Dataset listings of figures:
━━━━━━━━━━━━━━━━━━━━━━━━━━━━━━

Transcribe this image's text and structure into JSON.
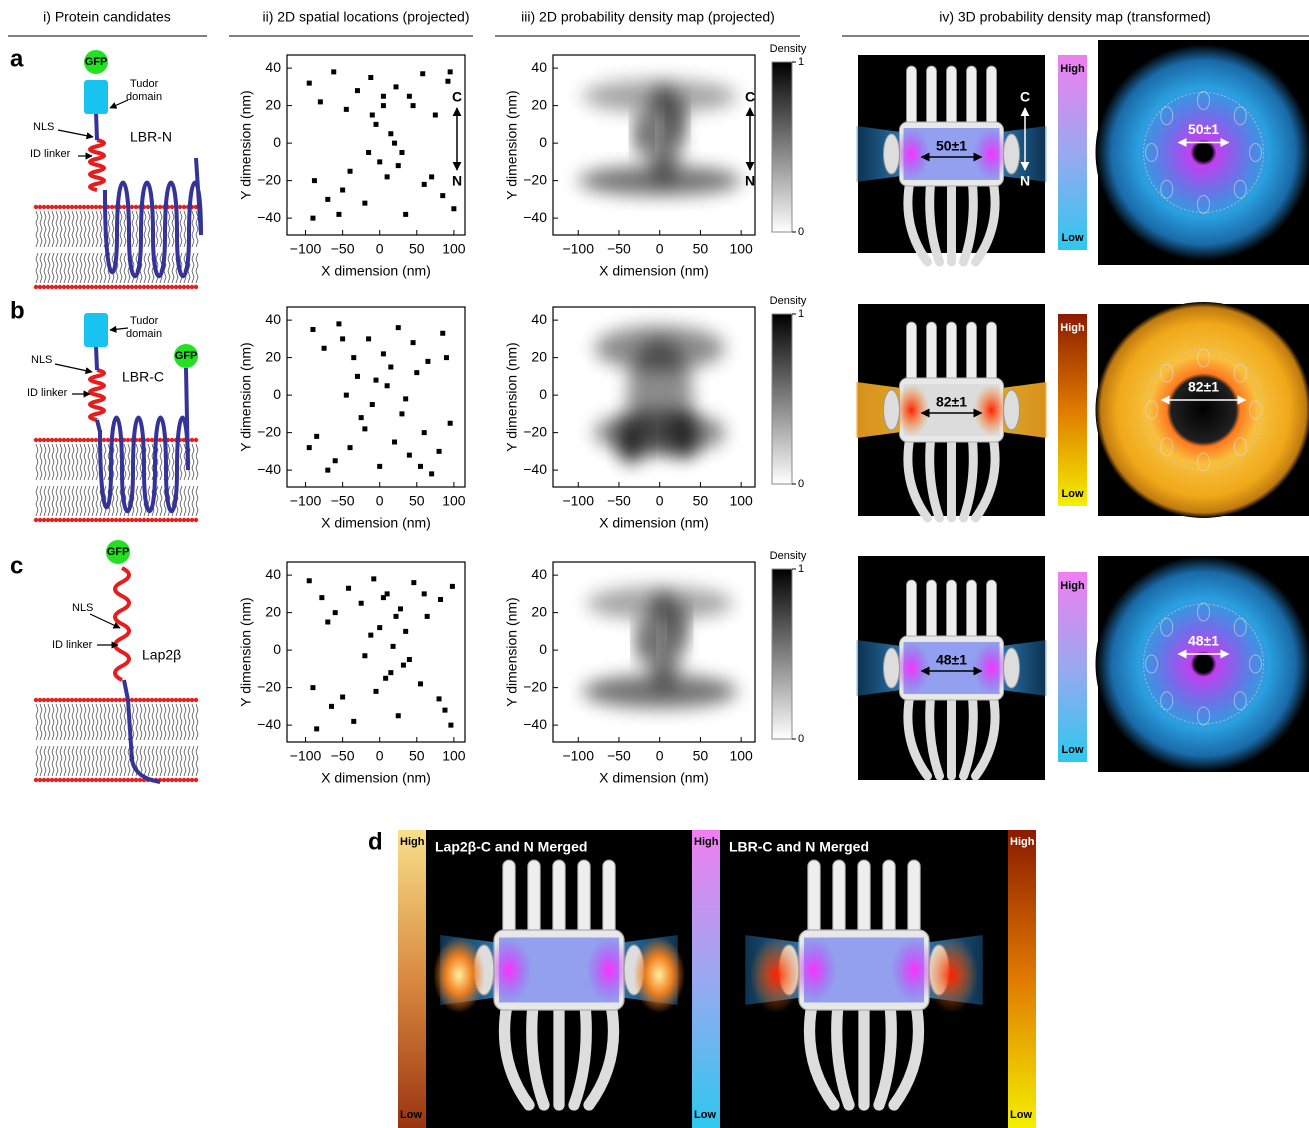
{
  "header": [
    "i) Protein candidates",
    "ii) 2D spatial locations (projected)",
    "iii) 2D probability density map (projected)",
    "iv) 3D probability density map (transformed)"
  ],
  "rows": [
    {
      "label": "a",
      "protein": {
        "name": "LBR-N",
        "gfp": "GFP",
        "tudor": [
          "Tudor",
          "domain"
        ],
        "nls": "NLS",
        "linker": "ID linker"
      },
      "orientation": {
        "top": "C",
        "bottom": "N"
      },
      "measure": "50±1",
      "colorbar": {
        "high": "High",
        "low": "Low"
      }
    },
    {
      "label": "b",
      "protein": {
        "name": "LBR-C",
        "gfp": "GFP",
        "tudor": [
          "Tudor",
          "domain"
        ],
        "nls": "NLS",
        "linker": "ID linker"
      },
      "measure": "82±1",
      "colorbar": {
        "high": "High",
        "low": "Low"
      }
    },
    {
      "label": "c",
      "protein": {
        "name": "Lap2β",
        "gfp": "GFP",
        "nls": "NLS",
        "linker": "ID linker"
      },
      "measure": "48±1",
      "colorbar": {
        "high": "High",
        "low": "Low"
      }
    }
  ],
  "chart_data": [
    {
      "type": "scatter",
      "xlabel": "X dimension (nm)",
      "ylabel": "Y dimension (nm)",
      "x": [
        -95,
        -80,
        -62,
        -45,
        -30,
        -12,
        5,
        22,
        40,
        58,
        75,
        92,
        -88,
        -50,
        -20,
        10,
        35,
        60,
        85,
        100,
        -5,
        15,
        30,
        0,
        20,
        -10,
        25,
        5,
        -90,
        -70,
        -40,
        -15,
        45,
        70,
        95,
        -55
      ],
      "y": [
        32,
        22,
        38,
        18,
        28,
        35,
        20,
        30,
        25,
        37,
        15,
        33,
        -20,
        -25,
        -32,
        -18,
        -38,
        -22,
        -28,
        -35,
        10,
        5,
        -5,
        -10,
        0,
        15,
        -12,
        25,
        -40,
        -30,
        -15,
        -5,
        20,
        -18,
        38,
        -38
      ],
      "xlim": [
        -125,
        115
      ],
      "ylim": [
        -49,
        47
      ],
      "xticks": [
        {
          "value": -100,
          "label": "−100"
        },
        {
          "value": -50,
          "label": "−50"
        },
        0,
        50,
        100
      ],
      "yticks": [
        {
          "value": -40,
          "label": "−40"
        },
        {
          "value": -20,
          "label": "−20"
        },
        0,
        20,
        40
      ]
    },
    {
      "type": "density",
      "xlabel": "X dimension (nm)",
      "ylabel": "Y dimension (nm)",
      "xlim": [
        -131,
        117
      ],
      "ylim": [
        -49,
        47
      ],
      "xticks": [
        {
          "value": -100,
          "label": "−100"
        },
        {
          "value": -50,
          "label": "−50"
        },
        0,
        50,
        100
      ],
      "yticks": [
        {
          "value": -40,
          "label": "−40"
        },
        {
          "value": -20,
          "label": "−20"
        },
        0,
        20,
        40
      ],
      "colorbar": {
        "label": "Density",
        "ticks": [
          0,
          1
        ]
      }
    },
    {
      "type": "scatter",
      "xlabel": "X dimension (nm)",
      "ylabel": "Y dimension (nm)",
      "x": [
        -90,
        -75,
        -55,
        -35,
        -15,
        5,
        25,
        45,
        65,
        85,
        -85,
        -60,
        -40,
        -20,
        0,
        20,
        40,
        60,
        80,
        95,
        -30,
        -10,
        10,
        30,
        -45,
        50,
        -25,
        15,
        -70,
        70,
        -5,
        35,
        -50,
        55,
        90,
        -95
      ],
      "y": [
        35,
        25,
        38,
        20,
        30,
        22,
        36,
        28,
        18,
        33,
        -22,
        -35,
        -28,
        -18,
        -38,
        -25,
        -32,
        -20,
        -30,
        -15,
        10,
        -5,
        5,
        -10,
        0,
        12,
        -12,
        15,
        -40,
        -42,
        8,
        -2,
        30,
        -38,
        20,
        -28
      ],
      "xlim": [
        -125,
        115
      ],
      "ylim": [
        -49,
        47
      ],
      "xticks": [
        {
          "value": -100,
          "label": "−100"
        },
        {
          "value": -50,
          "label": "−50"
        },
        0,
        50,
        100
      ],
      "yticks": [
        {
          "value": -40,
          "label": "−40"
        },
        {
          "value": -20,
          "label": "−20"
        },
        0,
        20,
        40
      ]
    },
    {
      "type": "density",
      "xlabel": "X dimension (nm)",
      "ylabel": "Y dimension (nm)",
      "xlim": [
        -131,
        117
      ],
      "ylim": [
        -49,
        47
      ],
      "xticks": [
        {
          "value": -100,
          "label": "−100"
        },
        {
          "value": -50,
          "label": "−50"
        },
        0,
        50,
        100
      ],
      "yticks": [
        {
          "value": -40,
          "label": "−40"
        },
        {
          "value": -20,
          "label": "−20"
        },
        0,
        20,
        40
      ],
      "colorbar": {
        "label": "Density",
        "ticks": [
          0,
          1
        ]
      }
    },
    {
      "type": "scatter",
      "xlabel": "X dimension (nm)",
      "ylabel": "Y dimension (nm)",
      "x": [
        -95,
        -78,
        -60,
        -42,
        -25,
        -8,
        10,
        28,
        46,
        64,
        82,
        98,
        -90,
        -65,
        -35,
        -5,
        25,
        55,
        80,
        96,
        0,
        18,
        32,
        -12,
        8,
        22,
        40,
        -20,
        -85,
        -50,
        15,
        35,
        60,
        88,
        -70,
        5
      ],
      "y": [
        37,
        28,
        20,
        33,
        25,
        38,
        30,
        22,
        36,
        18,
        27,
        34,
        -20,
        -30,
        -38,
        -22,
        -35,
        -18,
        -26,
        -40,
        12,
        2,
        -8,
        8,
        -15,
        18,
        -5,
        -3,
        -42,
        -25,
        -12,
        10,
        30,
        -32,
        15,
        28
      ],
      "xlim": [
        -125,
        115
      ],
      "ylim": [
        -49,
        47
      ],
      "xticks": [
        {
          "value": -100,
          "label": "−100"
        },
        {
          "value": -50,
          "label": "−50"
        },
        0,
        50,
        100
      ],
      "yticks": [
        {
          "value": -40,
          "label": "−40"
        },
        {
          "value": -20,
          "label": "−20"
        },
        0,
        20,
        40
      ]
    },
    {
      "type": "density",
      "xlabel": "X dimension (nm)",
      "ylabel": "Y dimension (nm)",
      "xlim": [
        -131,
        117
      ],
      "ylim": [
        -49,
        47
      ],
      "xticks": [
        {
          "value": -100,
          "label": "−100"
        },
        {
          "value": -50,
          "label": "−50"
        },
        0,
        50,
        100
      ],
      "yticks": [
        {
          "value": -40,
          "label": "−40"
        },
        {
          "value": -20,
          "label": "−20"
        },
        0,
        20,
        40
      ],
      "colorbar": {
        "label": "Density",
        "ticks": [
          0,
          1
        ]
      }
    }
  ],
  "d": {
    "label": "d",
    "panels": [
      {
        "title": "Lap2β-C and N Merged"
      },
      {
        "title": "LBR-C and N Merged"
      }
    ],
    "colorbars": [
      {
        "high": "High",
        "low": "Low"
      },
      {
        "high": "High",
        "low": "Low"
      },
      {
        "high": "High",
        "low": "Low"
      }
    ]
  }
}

━━━━━━━━━━━━━━━━━━━━━━━━━━━━━━

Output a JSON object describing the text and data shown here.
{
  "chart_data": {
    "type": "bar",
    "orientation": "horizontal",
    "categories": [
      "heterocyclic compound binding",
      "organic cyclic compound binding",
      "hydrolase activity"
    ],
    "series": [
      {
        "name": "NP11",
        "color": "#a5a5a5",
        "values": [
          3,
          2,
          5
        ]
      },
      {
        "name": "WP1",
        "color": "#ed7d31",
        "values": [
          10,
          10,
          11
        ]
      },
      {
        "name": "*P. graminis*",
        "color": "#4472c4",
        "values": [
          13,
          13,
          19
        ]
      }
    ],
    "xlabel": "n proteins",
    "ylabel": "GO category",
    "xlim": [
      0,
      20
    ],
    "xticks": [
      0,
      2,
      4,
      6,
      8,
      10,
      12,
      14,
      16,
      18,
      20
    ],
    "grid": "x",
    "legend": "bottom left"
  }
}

━━━━━━━━━━━━━━━━━━━━━━━━━━━━━━

Task instructions:
Scan the records above for the string "title", and copy every line where it turns up.

Answer below:
        "title": "Lap2β-C and N Merged"
        "title": "LBR-C and N Merged"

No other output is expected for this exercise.